» **AIM OF THE TASK**:
Retype the records below exactly as they appear, but leave out any pictures.

━━━━━━

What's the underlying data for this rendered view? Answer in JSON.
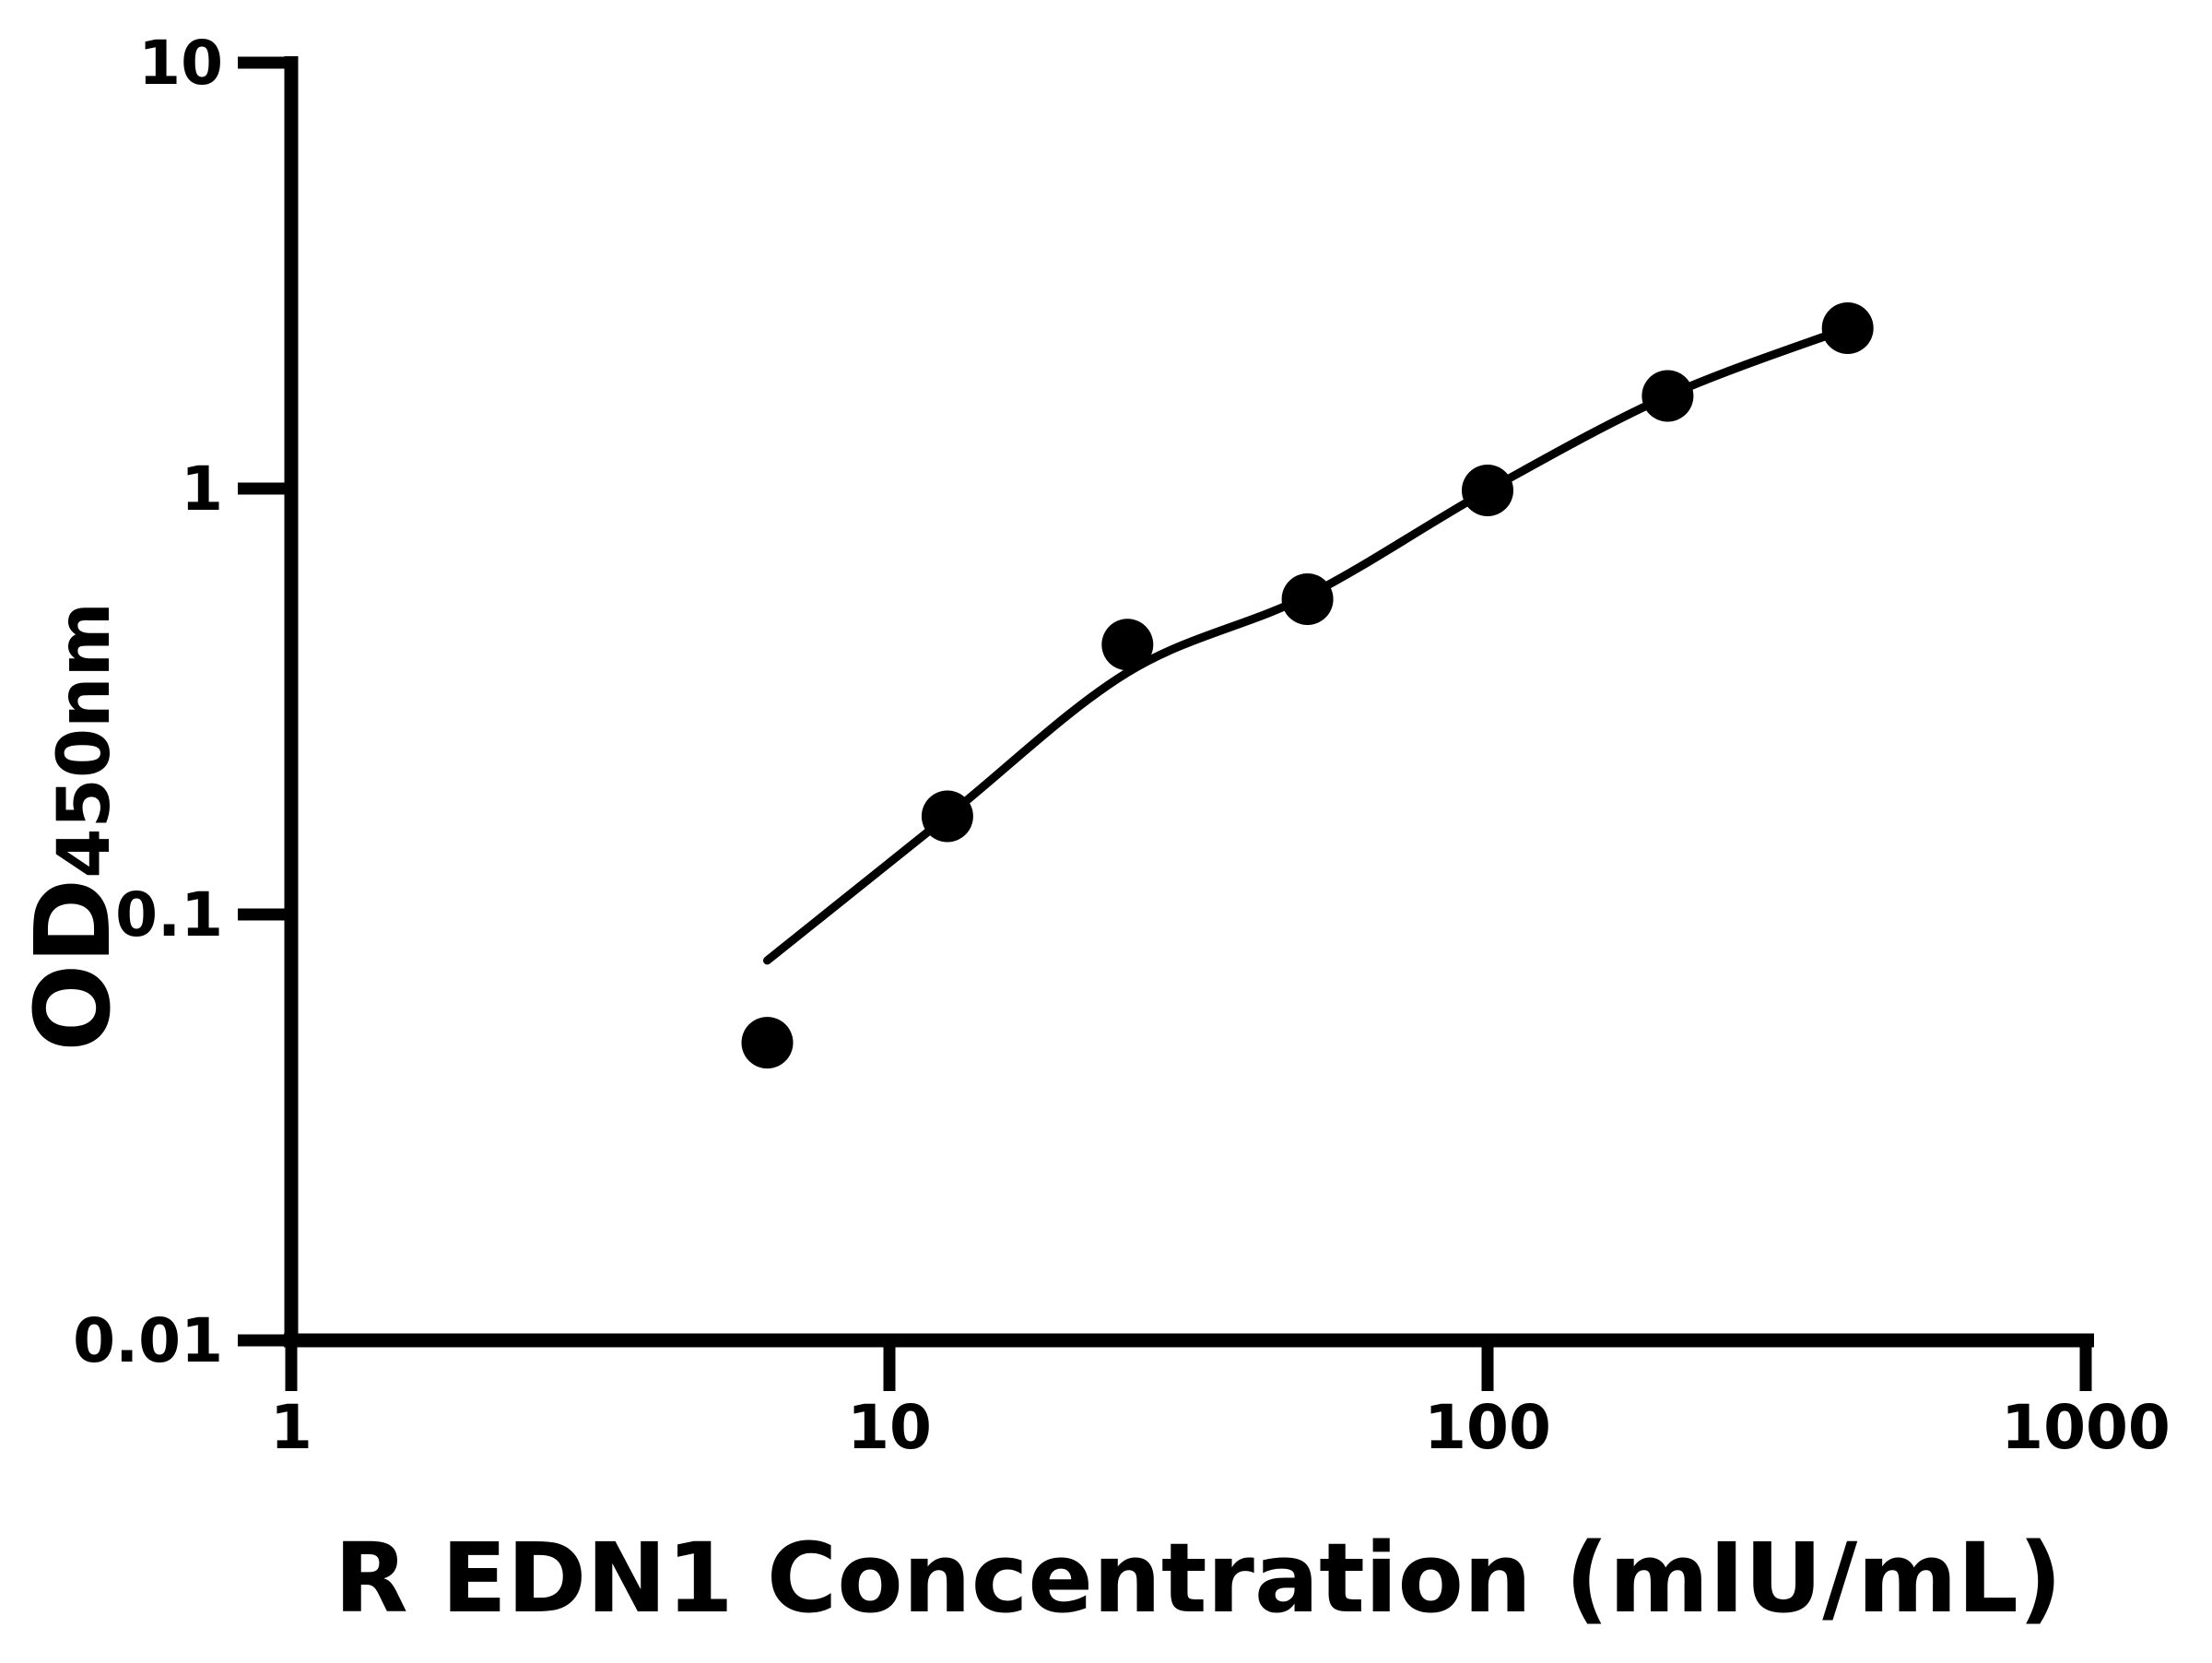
{
  "chart_data": {
    "type": "scatter",
    "title": "",
    "xlabel": "R EDN1 Concentration (mIU/mL)",
    "ylabel": "OD",
    "ylabel_subscript": "450nm",
    "x_scale": "log",
    "y_scale": "log",
    "xlim": [
      1,
      1000
    ],
    "ylim": [
      0.01,
      10
    ],
    "x_ticks": [
      1,
      10,
      100,
      1000
    ],
    "x_tick_labels": [
      "1",
      "10",
      "100",
      "1000"
    ],
    "y_ticks": [
      10,
      1,
      0.1,
      0.01
    ],
    "y_tick_labels": [
      "10",
      "1",
      "0.1",
      "0.01"
    ],
    "grid": false,
    "legend": null,
    "axis_color": "#000000",
    "marker_color": "#000000",
    "line_color": "#000000",
    "background": "#ffffff",
    "series": [
      {
        "name": "standard-points",
        "type": "scatter",
        "x": [
          6.25,
          12.5,
          25,
          50,
          100,
          200,
          400
        ],
        "y": [
          0.05,
          0.17,
          0.43,
          0.55,
          0.99,
          1.65,
          2.38
        ]
      },
      {
        "name": "fit-curve",
        "type": "line",
        "x": [
          6.25,
          12.5,
          25,
          50,
          100,
          200,
          400
        ],
        "y": [
          0.078,
          0.17,
          0.37,
          0.56,
          0.99,
          1.65,
          2.38
        ]
      }
    ]
  }
}
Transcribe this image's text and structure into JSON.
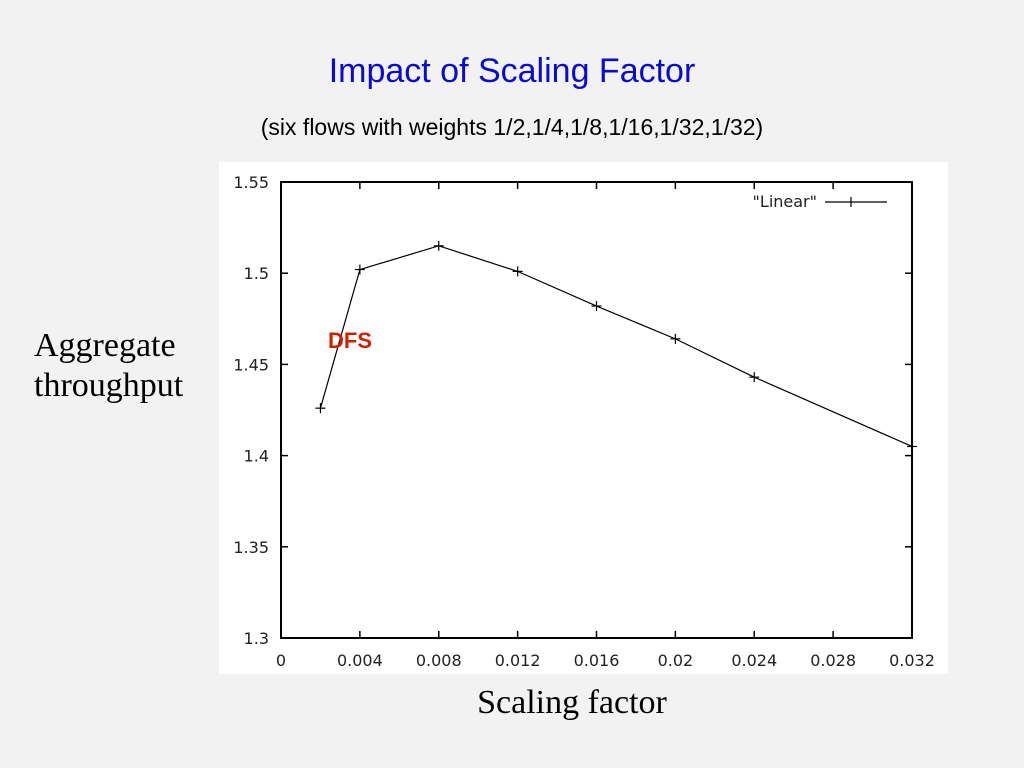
{
  "slide": {
    "title": "Impact of Scaling Factor",
    "subtitle": "(six flows with weights 1/2,1/4,1/8,1/16,1/32,1/32)",
    "ylabel_line1": "Aggregate",
    "ylabel_line2": "throughput",
    "xlabel": "Scaling factor"
  },
  "chart_data": {
    "type": "line",
    "title": "",
    "xlabel": "Scaling factor",
    "ylabel": "Aggregate throughput",
    "xlim": [
      0,
      0.032
    ],
    "ylim": [
      1.3,
      1.55
    ],
    "xticks": [
      "0",
      "0.004",
      "0.008",
      "0.012",
      "0.016",
      "0.02",
      "0.024",
      "0.028",
      "0.032"
    ],
    "yticks": [
      "1.3",
      "1.35",
      "1.4",
      "1.45",
      "1.5",
      "1.55"
    ],
    "grid": false,
    "legend": {
      "position": "top-right",
      "entries": [
        "\"Linear\""
      ]
    },
    "series": [
      {
        "name": "\"Linear\"",
        "marker": "+",
        "color": "#000000",
        "x": [
          0.002,
          0.004,
          0.008,
          0.012,
          0.016,
          0.02,
          0.024,
          0.032
        ],
        "y": [
          1.426,
          1.502,
          1.515,
          1.501,
          1.482,
          1.464,
          1.443,
          1.405
        ]
      }
    ],
    "annotations": [
      {
        "text": "DFS",
        "x": 0.0035,
        "y": 1.459,
        "color": "#cc2200"
      }
    ]
  }
}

━━━━━━

» **CORRECT RESULT**:
What's the underlying data for this rendered view? Answer in JSON.
{
  "chart_data": {
    "type": "scatter",
    "title": "",
    "xlabel": "R EDN1 Concentration (mIU/mL)",
    "ylabel": "OD",
    "ylabel_subscript": "450nm",
    "x_scale": "log",
    "y_scale": "log",
    "xlim": [
      1,
      1000
    ],
    "ylim": [
      0.01,
      10
    ],
    "x_ticks": [
      1,
      10,
      100,
      1000
    ],
    "x_tick_labels": [
      "1",
      "10",
      "100",
      "1000"
    ],
    "y_ticks": [
      10,
      1,
      0.1,
      0.01
    ],
    "y_tick_labels": [
      "10",
      "1",
      "0.1",
      "0.01"
    ],
    "grid": false,
    "legend": null,
    "axis_color": "#000000",
    "marker_color": "#000000",
    "line_color": "#000000",
    "background": "#ffffff",
    "series": [
      {
        "name": "standard-points",
        "type": "scatter",
        "x": [
          6.25,
          12.5,
          25,
          50,
          100,
          200,
          400
        ],
        "y": [
          0.05,
          0.17,
          0.43,
          0.55,
          0.99,
          1.65,
          2.38
        ]
      },
      {
        "name": "fit-curve",
        "type": "line",
        "x": [
          6.25,
          12.5,
          25,
          50,
          100,
          200,
          400
        ],
        "y": [
          0.078,
          0.17,
          0.37,
          0.56,
          0.99,
          1.65,
          2.38
        ]
      }
    ]
  }
}
Transcribe this image's text and structure into JSON.
{
  "slide": {
    "title": "Impact of Scaling Factor",
    "subtitle": "(six flows with weights 1/2,1/4,1/8,1/16,1/32,1/32)",
    "ylabel_line1": "Aggregate",
    "ylabel_line2": "throughput",
    "xlabel": "Scaling factor"
  },
  "chart_data": {
    "type": "line",
    "title": "",
    "xlabel": "Scaling factor",
    "ylabel": "Aggregate throughput",
    "xlim": [
      0,
      0.032
    ],
    "ylim": [
      1.3,
      1.55
    ],
    "xticks": [
      "0",
      "0.004",
      "0.008",
      "0.012",
      "0.016",
      "0.02",
      "0.024",
      "0.028",
      "0.032"
    ],
    "yticks": [
      "1.3",
      "1.35",
      "1.4",
      "1.45",
      "1.5",
      "1.55"
    ],
    "grid": false,
    "legend": {
      "position": "top-right",
      "entries": [
        "\"Linear\""
      ]
    },
    "series": [
      {
        "name": "\"Linear\"",
        "marker": "+",
        "color": "#000000",
        "x": [
          0.002,
          0.004,
          0.008,
          0.012,
          0.016,
          0.02,
          0.024,
          0.032
        ],
        "y": [
          1.426,
          1.502,
          1.515,
          1.501,
          1.482,
          1.464,
          1.443,
          1.405
        ]
      }
    ],
    "annotations": [
      {
        "text": "DFS",
        "x": 0.0035,
        "y": 1.459,
        "color": "#cc2200"
      }
    ]
  }
}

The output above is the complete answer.